:: Task objective ::
Rewrite the lines starting at the one containing "duplicates-description: This content" and ending at the one containing "entity-tag[interactable]: Davos (1)", swapping "external-link-icon" for "outbound-link-icon" and leaving everything else unchanged.

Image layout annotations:
::::

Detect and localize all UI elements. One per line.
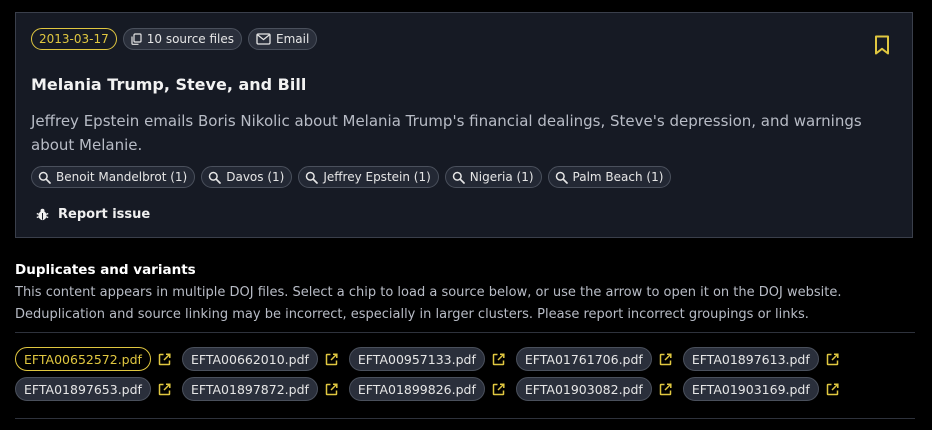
duplicates-description: This content appears in multiple DOJ fil… [15, 285, 842, 322]
source-file-item: EFTA01903082.pdf [515, 377, 672, 401]
tag-row: Benoit Mandelbrot (1) Davos (1) Jeffrey Ep… [31, 166, 672, 188]
source-file-item: EFTA00662010.pdf [181, 347, 338, 371]
source-file-chip[interactable]: EFTA01761706.pdf [515, 347, 652, 371]
source-file-chip[interactable]: EFTA00662010.pdf [181, 347, 318, 371]
page: 2013-03-17 10 source files Email Melania… [0, 0, 932, 430]
source-file-chip[interactable]: EFTA01897613.pdf [682, 347, 819, 371]
bookmark-icon[interactable] [874, 35, 890, 55]
external-link-icon[interactable] [492, 382, 505, 396]
search-icon [208, 171, 222, 184]
entity-tag[interactable]: Davos (1) [201, 166, 293, 188]
meta-row: 2013-03-17 10 source files Email [31, 28, 318, 50]
source-file-chip[interactable]: EFTA01897872.pdf [181, 377, 318, 401]
source-file-item: EFTA01899826.pdf [348, 377, 505, 401]
search-icon [306, 171, 319, 184]
source-file-chip[interactable]: EFTA00957133.pdf [348, 347, 485, 371]
external-link-icon[interactable] [325, 352, 338, 366]
bug-icon [36, 208, 49, 221]
duplicates-heading: Duplicates and variants [15, 262, 196, 278]
source-file-item: EFTA01897613.pdf [682, 347, 839, 371]
entity-tag-label: Palm Beach (1) [572, 170, 664, 184]
search-icon [38, 171, 51, 184]
entity-tag[interactable]: Jeffrey Epstein (1) [298, 166, 439, 188]
divider [15, 418, 915, 419]
external-link-icon[interactable] [492, 352, 505, 366]
source-file-item: EFTA01897653.pdf [15, 377, 171, 401]
type-badge: Email [248, 28, 318, 50]
entity-tag-label: Jeffrey Epstein (1) [323, 170, 431, 184]
entity-tag-label: Benoit Mandelbrot (1) [56, 170, 188, 184]
source-files-label: 10 source files [146, 32, 235, 46]
source-file-row: EFTA00652572.pdf EFTA00662010.pdf EFTA0095… [15, 347, 920, 371]
source-file-item: EFTA00652572.pdf [15, 347, 171, 371]
source-file-item: EFTA01903169.pdf [682, 377, 839, 401]
report-issue-label: Report issue [58, 207, 151, 222]
entity-tag[interactable]: Palm Beach (1) [547, 166, 672, 188]
external-link-icon[interactable] [826, 382, 839, 396]
copy-icon [131, 33, 142, 45]
document-summary: Jeffrey Epstein emails Boris Nikolic abo… [31, 112, 862, 154]
date-badge: 2013-03-17 [31, 28, 117, 50]
search-icon [452, 171, 465, 184]
external-link-icon[interactable] [826, 352, 839, 366]
source-file-item: EFTA01897872.pdf [181, 377, 338, 401]
source-files-badge[interactable]: 10 source files [122, 28, 243, 50]
type-label: Email [276, 32, 310, 46]
source-file-row: EFTA01897653.pdf EFTA01897872.pdf EFTA0189… [15, 377, 920, 401]
source-file-chip[interactable]: EFTA01899826.pdf [348, 377, 485, 401]
entity-tag[interactable]: Benoit Mandelbrot (1) [31, 166, 196, 188]
source-file-chip[interactable]: EFTA01903082.pdf [515, 377, 652, 401]
external-link-icon[interactable] [325, 382, 338, 396]
external-link-icon[interactable] [659, 382, 672, 396]
divider [15, 332, 915, 333]
document-card: 2013-03-17 10 source files Email Melania… [15, 12, 913, 238]
external-link-icon[interactable] [158, 382, 171, 396]
mail-icon [256, 33, 271, 45]
search-icon [555, 171, 568, 184]
report-issue-button[interactable]: Report issue [36, 207, 150, 222]
entity-tag[interactable]: Nigeria (1) [444, 166, 542, 188]
entity-tag-label: Nigeria (1) [469, 170, 534, 184]
source-file-item: EFTA01761706.pdf [515, 347, 672, 371]
external-link-icon[interactable] [158, 352, 171, 366]
entity-tag-label: Davos (1) [226, 170, 285, 184]
external-link-icon[interactable] [659, 352, 672, 366]
source-file-chip[interactable]: EFTA01897653.pdf [15, 377, 151, 401]
source-file-list: EFTA00652572.pdf EFTA00662010.pdf EFTA0095… [15, 347, 920, 407]
source-file-item: EFTA00957133.pdf [348, 347, 505, 371]
source-file-chip[interactable]: EFTA01903169.pdf [682, 377, 819, 401]
document-title: Melania Trump, Steve, and Bill [31, 75, 307, 94]
source-file-chip[interactable]: EFTA00652572.pdf [15, 347, 151, 371]
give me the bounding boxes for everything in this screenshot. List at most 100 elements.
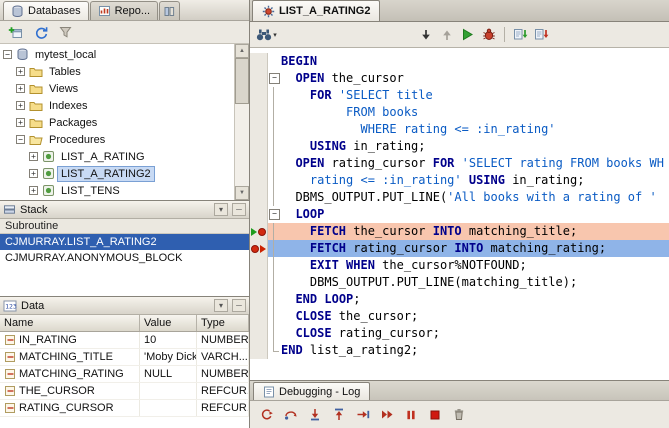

::::

:: Response to the exercise ::
duplicates-description: This content appears in multiple DOJ fil… [15, 285, 842, 322]
source-file-item: EFTA01903082.pdf [515, 377, 672, 401]
tag-row: Benoit Mandelbrot (1) Davos (1) Jeffrey Ep… [31, 166, 672, 188]
source-file-item: EFTA00662010.pdf [181, 347, 338, 371]
source-file-chip[interactable]: EFTA01761706.pdf [515, 347, 652, 371]
source-file-chip[interactable]: EFTA00662010.pdf [181, 347, 318, 371]
page: 2013-03-17 10 source files Email Melania… [0, 0, 932, 430]
source-file-chip[interactable]: EFTA01897613.pdf [682, 347, 819, 371]
bookmark-icon[interactable] [874, 35, 890, 55]
outbound-link-icon[interactable] [492, 382, 505, 396]
search-icon [208, 171, 222, 184]
entity-tag[interactable]: Davos (1) [201, 166, 293, 188]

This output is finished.